━━━ MATERIAL SHOWN ━━━
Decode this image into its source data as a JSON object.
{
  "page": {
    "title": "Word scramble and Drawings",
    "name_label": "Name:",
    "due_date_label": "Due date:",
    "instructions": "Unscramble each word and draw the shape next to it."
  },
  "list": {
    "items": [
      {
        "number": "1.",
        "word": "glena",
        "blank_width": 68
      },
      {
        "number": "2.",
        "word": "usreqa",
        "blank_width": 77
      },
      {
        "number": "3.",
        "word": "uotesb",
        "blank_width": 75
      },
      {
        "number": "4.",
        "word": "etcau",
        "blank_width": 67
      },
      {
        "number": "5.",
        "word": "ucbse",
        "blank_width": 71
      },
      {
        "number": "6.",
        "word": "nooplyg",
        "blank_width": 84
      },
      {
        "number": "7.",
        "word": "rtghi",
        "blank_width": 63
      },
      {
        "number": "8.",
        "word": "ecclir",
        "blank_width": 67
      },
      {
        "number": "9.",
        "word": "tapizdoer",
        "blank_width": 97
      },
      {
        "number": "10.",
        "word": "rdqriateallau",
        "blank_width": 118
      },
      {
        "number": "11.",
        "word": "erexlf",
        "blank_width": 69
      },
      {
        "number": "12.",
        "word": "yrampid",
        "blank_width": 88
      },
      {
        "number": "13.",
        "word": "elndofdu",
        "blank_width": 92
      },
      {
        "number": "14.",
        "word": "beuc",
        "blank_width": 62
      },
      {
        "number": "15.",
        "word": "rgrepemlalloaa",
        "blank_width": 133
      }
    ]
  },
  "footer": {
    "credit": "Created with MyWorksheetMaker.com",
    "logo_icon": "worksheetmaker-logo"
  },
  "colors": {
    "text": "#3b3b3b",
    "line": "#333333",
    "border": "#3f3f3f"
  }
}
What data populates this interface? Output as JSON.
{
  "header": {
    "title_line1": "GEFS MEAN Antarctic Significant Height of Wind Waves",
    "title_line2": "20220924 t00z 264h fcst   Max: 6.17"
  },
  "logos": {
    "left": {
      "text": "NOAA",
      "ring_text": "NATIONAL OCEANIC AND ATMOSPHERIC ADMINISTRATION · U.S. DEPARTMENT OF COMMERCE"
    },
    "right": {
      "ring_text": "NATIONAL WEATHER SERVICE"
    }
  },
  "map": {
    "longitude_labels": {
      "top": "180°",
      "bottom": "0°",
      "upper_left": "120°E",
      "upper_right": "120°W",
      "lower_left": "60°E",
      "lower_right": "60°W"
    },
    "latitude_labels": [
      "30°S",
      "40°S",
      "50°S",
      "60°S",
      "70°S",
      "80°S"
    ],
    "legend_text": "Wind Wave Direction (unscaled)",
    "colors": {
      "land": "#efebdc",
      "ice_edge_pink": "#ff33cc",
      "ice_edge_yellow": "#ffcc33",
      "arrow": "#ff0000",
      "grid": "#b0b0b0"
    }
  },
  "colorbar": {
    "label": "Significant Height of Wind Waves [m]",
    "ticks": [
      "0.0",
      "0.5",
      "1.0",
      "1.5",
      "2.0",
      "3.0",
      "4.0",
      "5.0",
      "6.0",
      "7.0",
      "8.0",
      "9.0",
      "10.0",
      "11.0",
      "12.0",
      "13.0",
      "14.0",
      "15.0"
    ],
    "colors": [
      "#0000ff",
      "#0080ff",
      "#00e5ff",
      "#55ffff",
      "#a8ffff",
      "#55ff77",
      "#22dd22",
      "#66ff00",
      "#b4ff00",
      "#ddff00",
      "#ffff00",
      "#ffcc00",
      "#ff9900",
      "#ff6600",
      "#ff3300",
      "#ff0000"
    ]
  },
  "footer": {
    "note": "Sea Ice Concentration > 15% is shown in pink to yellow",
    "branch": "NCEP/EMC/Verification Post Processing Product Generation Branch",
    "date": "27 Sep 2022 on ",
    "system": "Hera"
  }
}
━━━
━━━ MATERIAL SHOWN ━━━
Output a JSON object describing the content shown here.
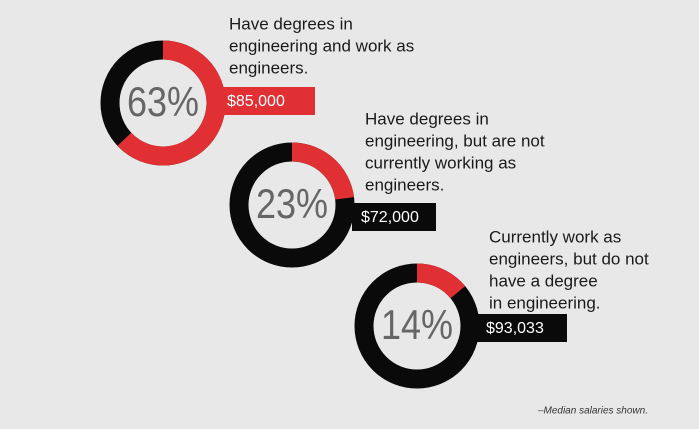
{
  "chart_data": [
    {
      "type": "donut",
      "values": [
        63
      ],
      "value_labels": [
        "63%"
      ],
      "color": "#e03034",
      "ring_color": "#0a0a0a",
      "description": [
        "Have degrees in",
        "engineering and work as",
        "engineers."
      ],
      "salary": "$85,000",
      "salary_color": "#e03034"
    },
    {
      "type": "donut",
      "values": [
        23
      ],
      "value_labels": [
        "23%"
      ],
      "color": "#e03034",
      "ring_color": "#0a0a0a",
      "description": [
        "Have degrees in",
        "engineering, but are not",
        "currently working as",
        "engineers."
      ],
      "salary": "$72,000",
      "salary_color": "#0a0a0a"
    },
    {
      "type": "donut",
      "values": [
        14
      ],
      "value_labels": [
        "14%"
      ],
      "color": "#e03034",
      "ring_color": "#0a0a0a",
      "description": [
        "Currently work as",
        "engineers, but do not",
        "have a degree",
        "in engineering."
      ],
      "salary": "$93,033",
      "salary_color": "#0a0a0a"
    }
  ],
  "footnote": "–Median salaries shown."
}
━━━
TASK TO COMPLETE. Filter the listing above by the word "NATIONAL"; copy each line that passes.

RESULT FOR THIS TASK.
      "ring_text": "NATIONAL OCEANIC AND ATMOSPHERIC ADMINISTRATION · U.S. DEPARTMENT OF COMMERCE"
      "ring_text": "NATIONAL WEATHER SERVICE"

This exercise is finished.